Work to be completed:
Keep the wording of each record exactly the same when you repeat it, and leave out pictures.

Dataset excerpts:
■ ■ ■ ■ ■ ■ ■
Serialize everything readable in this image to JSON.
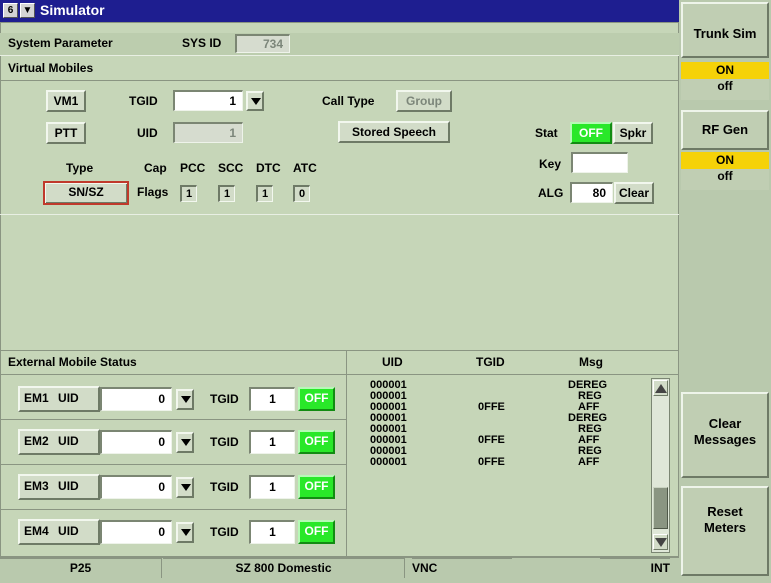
{
  "window": {
    "title": "Simulator",
    "menu_icon": "6",
    "dropdown_icon": "▼"
  },
  "system_parameter": {
    "label": "System Parameter",
    "sysid_label": "SYS ID",
    "sysid_value": "734"
  },
  "virtual_mobiles": {
    "header": "Virtual Mobiles",
    "vm_button": "VM1",
    "tgid_label": "TGID",
    "tgid_value": "1",
    "call_type_label": "Call Type",
    "call_type_value": "Group",
    "ptt_button": "PTT",
    "uid_label": "UID",
    "uid_value": "1",
    "stored_speech_button": "Stored Speech",
    "stat_label": "Stat",
    "stat_value": "OFF",
    "spkr_button": "Spkr",
    "type_label": "Type",
    "type_value": "SN/SZ",
    "cap_label": "Cap",
    "flags_label": "Flags",
    "flag_headers": [
      "PCC",
      "SCC",
      "DTC",
      "ATC"
    ],
    "flag_values": [
      "1",
      "1",
      "1",
      "0"
    ],
    "key_label": "Key",
    "key_value": "",
    "alg_label": "ALG",
    "alg_value": "80",
    "clear_button": "Clear"
  },
  "external_mobiles": {
    "header": "External Mobile Status",
    "rows": [
      {
        "em": "EM1",
        "uid_label": "UID",
        "uid": "0",
        "tgid_label": "TGID",
        "tgid": "1",
        "status": "OFF"
      },
      {
        "em": "EM2",
        "uid_label": "UID",
        "uid": "0",
        "tgid_label": "TGID",
        "tgid": "1",
        "status": "OFF"
      },
      {
        "em": "EM3",
        "uid_label": "UID",
        "uid": "0",
        "tgid_label": "TGID",
        "tgid": "1",
        "status": "OFF"
      },
      {
        "em": "EM4",
        "uid_label": "UID",
        "uid": "0",
        "tgid_label": "TGID",
        "tgid": "1",
        "status": "OFF"
      }
    ]
  },
  "messages": {
    "headers": [
      "UID",
      "TGID",
      "Msg"
    ],
    "rows": [
      {
        "uid": "000001",
        "tgid": "",
        "msg": "DEREG"
      },
      {
        "uid": "000001",
        "tgid": "",
        "msg": "REG"
      },
      {
        "uid": "000001",
        "tgid": "0FFE",
        "msg": "AFF"
      },
      {
        "uid": "000001",
        "tgid": "",
        "msg": "DEREG"
      },
      {
        "uid": "000001",
        "tgid": "",
        "msg": "REG"
      },
      {
        "uid": "000001",
        "tgid": "0FFE",
        "msg": "AFF"
      },
      {
        "uid": "000001",
        "tgid": "",
        "msg": "REG"
      },
      {
        "uid": "000001",
        "tgid": "0FFE",
        "msg": "AFF"
      }
    ]
  },
  "softkeys": {
    "trunk_sim": "Trunk Sim",
    "trunk_on": "ON",
    "trunk_off": "off",
    "rf_gen": "RF Gen",
    "rf_on": "ON",
    "rf_off": "off",
    "clear_messages_1": "Clear",
    "clear_messages_2": "Messages",
    "reset_meters_1": "Reset",
    "reset_meters_2": "Meters"
  },
  "status_bar": {
    "protocol": "P25",
    "system": "SZ 800 Domestic",
    "connection": "VNC",
    "reference": "INT"
  },
  "colors": {
    "title_bar": "#1e1e90",
    "panel": "#c6d6b8",
    "status_off": "#29e829",
    "soft_on": "#f5d208",
    "type_border": "#c0392b"
  }
}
■ ■ ■ ■ ■ ■ ■
Answer in full:
Serialize everything readable in this image to JSON.
{
  "window": {
    "title": "Simulator",
    "menu_icon": "6",
    "dropdown_icon": "▼"
  },
  "system_parameter": {
    "label": "System Parameter",
    "sysid_label": "SYS ID",
    "sysid_value": "734"
  },
  "virtual_mobiles": {
    "header": "Virtual Mobiles",
    "vm_button": "VM1",
    "tgid_label": "TGID",
    "tgid_value": "1",
    "call_type_label": "Call Type",
    "call_type_value": "Group",
    "ptt_button": "PTT",
    "uid_label": "UID",
    "uid_value": "1",
    "stored_speech_button": "Stored Speech",
    "stat_label": "Stat",
    "stat_value": "OFF",
    "spkr_button": "Spkr",
    "type_label": "Type",
    "type_value": "SN/SZ",
    "cap_label": "Cap",
    "flags_label": "Flags",
    "flag_headers": [
      "PCC",
      "SCC",
      "DTC",
      "ATC"
    ],
    "flag_values": [
      "1",
      "1",
      "1",
      "0"
    ],
    "key_label": "Key",
    "key_value": "",
    "alg_label": "ALG",
    "alg_value": "80",
    "clear_button": "Clear"
  },
  "external_mobiles": {
    "header": "External Mobile Status",
    "rows": [
      {
        "em": "EM1",
        "uid_label": "UID",
        "uid": "0",
        "tgid_label": "TGID",
        "tgid": "1",
        "status": "OFF"
      },
      {
        "em": "EM2",
        "uid_label": "UID",
        "uid": "0",
        "tgid_label": "TGID",
        "tgid": "1",
        "status": "OFF"
      },
      {
        "em": "EM3",
        "uid_label": "UID",
        "uid": "0",
        "tgid_label": "TGID",
        "tgid": "1",
        "status": "OFF"
      },
      {
        "em": "EM4",
        "uid_label": "UID",
        "uid": "0",
        "tgid_label": "TGID",
        "tgid": "1",
        "status": "OFF"
      }
    ]
  },
  "messages": {
    "headers": [
      "UID",
      "TGID",
      "Msg"
    ],
    "rows": [
      {
        "uid": "000001",
        "tgid": "",
        "msg": "DEREG"
      },
      {
        "uid": "000001",
        "tgid": "",
        "msg": "REG"
      },
      {
        "uid": "000001",
        "tgid": "0FFE",
        "msg": "AFF"
      },
      {
        "uid": "000001",
        "tgid": "",
        "msg": "DEREG"
      },
      {
        "uid": "000001",
        "tgid": "",
        "msg": "REG"
      },
      {
        "uid": "000001",
        "tgid": "0FFE",
        "msg": "AFF"
      },
      {
        "uid": "000001",
        "tgid": "",
        "msg": "REG"
      },
      {
        "uid": "000001",
        "tgid": "0FFE",
        "msg": "AFF"
      }
    ]
  },
  "softkeys": {
    "trunk_sim": "Trunk Sim",
    "trunk_on": "ON",
    "trunk_off": "off",
    "rf_gen": "RF Gen",
    "rf_on": "ON",
    "rf_off": "off",
    "clear_messages_1": "Clear",
    "clear_messages_2": "Messages",
    "reset_meters_1": "Reset",
    "reset_meters_2": "Meters"
  },
  "status_bar": {
    "protocol": "P25",
    "system": "SZ 800 Domestic",
    "connection": "VNC",
    "reference": "INT"
  },
  "colors": {
    "title_bar": "#1e1e90",
    "panel": "#c6d6b8",
    "status_off": "#29e829",
    "soft_on": "#f5d208",
    "type_border": "#c0392b"
  }
}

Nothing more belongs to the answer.